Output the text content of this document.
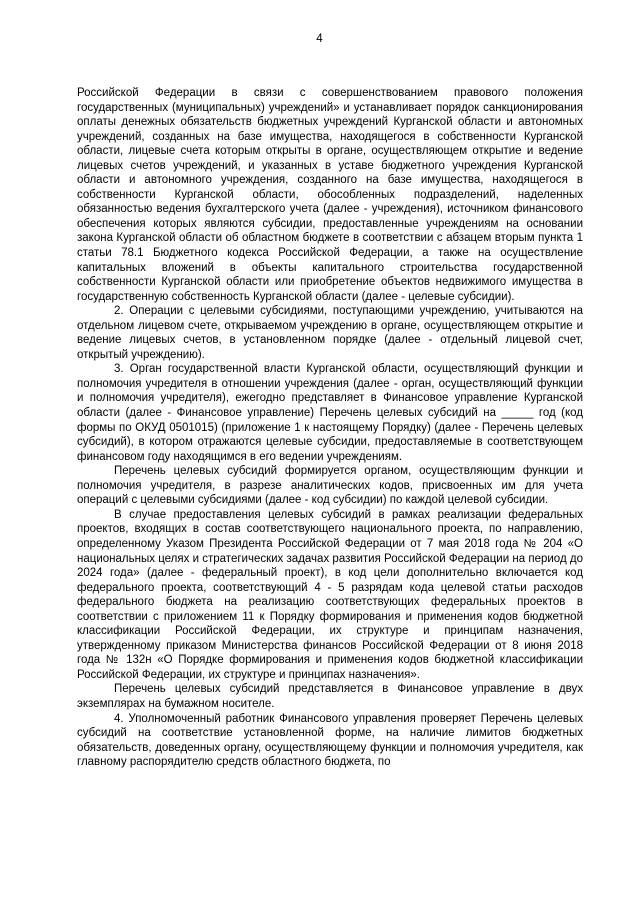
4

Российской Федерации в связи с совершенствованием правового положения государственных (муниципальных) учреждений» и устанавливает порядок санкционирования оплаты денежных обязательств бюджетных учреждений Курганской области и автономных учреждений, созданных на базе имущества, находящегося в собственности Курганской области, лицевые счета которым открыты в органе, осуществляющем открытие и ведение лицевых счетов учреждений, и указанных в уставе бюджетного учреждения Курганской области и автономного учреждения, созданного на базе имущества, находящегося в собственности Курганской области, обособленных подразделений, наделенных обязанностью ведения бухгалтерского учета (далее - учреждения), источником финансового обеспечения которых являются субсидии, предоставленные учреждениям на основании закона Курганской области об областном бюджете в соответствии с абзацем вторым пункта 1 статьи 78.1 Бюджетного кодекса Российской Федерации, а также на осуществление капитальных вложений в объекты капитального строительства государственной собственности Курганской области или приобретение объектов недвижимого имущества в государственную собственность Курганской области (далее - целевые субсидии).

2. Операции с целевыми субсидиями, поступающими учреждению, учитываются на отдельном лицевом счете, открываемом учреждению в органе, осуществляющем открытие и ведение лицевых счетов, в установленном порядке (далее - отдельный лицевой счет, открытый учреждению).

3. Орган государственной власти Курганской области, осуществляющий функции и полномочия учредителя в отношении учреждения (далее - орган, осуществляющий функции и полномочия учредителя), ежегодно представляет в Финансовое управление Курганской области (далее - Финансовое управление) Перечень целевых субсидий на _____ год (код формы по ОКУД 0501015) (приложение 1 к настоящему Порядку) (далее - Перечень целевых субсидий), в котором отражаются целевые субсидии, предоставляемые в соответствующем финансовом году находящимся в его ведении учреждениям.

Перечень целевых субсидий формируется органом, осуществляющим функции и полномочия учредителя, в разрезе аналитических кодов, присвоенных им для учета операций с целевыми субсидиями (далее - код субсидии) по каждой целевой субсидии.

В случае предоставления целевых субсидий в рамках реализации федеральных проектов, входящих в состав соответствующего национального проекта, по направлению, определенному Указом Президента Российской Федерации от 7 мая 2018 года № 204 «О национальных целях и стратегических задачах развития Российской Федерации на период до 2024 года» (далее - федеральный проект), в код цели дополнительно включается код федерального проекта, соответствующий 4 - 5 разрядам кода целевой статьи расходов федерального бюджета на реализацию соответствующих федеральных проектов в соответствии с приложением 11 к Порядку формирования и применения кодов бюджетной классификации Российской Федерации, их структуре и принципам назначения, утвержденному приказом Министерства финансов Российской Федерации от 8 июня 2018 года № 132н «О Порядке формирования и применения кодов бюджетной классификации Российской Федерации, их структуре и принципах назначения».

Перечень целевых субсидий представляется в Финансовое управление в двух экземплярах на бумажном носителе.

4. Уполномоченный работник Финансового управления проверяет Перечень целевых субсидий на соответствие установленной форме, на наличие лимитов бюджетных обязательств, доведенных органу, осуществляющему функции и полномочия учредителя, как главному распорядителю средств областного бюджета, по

* * *

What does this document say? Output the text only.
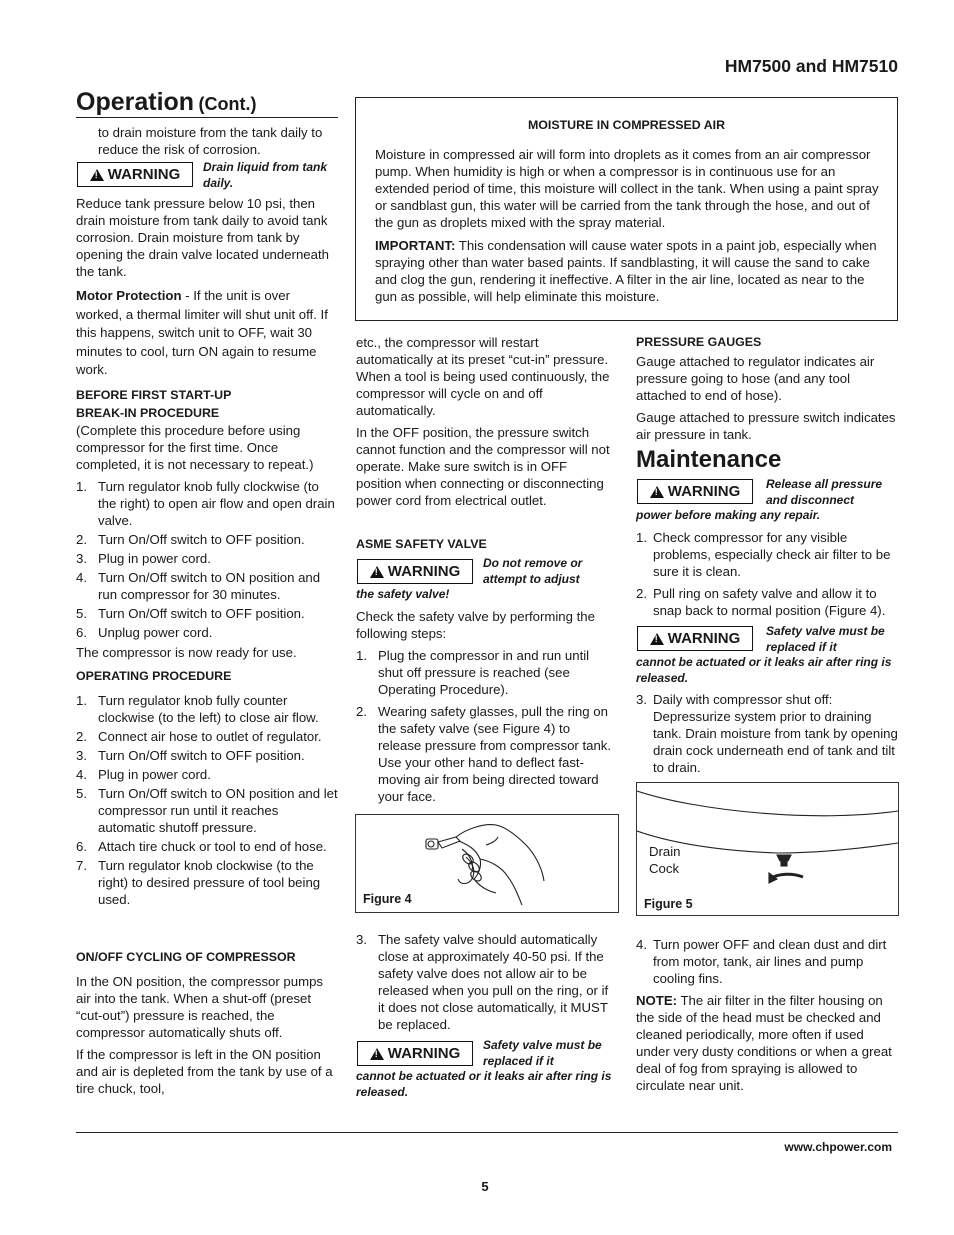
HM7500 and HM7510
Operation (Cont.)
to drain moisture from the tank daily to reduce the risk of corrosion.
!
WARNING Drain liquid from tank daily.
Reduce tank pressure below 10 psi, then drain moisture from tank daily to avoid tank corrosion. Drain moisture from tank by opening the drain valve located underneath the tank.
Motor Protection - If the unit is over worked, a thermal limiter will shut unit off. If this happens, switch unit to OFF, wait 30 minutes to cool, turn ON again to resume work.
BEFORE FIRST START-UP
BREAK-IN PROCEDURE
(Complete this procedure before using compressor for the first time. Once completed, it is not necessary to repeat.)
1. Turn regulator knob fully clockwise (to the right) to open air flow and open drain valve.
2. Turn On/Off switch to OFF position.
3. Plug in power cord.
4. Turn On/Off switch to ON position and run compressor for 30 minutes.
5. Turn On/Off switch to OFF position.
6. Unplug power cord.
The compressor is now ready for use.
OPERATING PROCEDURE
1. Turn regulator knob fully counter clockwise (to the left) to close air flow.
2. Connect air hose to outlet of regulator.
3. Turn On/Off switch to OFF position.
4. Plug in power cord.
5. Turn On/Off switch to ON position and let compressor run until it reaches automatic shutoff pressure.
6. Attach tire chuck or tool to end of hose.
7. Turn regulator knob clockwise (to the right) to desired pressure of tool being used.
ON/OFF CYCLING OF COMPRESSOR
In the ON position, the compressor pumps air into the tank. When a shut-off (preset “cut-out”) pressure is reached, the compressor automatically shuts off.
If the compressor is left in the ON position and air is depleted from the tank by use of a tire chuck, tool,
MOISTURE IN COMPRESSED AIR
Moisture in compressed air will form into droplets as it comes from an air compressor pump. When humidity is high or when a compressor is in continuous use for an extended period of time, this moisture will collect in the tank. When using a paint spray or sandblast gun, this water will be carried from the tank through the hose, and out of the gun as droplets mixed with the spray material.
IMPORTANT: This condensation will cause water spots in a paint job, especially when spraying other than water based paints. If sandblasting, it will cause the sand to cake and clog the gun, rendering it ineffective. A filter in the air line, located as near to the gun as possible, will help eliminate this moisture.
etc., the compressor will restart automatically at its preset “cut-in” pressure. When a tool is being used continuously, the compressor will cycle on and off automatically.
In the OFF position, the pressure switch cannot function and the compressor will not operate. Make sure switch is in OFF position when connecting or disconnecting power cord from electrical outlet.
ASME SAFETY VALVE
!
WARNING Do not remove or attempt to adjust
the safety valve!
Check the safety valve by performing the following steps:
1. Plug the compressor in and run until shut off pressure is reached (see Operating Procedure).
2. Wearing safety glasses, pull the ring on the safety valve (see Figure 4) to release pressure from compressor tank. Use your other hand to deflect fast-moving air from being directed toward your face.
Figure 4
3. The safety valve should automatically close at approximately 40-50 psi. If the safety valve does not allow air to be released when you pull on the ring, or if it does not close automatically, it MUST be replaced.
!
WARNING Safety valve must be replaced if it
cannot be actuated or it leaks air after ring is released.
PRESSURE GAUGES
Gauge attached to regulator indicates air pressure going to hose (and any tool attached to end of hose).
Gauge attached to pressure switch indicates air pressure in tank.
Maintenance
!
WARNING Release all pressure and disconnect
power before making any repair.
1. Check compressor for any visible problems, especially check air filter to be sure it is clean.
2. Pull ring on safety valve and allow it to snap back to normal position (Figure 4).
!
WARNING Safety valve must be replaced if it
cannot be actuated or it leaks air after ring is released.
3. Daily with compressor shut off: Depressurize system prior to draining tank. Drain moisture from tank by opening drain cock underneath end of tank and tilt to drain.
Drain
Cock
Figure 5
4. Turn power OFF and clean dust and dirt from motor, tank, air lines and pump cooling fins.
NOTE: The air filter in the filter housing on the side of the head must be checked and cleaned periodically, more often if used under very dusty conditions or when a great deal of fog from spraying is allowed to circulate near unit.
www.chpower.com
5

---

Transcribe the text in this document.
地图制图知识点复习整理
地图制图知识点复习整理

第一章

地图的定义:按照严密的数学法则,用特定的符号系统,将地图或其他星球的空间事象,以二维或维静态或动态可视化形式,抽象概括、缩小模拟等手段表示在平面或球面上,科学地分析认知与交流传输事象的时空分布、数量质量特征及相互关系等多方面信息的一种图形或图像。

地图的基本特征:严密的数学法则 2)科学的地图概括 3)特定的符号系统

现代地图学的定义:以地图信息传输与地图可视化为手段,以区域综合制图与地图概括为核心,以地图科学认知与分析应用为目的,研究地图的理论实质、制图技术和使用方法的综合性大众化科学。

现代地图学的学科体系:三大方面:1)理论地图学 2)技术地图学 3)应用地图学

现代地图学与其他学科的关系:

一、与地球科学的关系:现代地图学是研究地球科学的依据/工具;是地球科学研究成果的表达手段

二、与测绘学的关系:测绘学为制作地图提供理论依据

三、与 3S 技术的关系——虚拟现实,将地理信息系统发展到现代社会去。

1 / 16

■ THE PROBLEM:
Select every line of the material above holding the word "underneath" and copy it.

■ THE RESULT:
Reduce tank pressure below 10 psi, then drain moisture from tank daily to avoid tank corrosion. Drain moisture from tank by opening the drain valve located underneath the tank.
3. Daily with compressor shut off: Depressurize system prior to draining tank. Drain moisture from tank by opening drain cock underneath end of tank and tilt to drain.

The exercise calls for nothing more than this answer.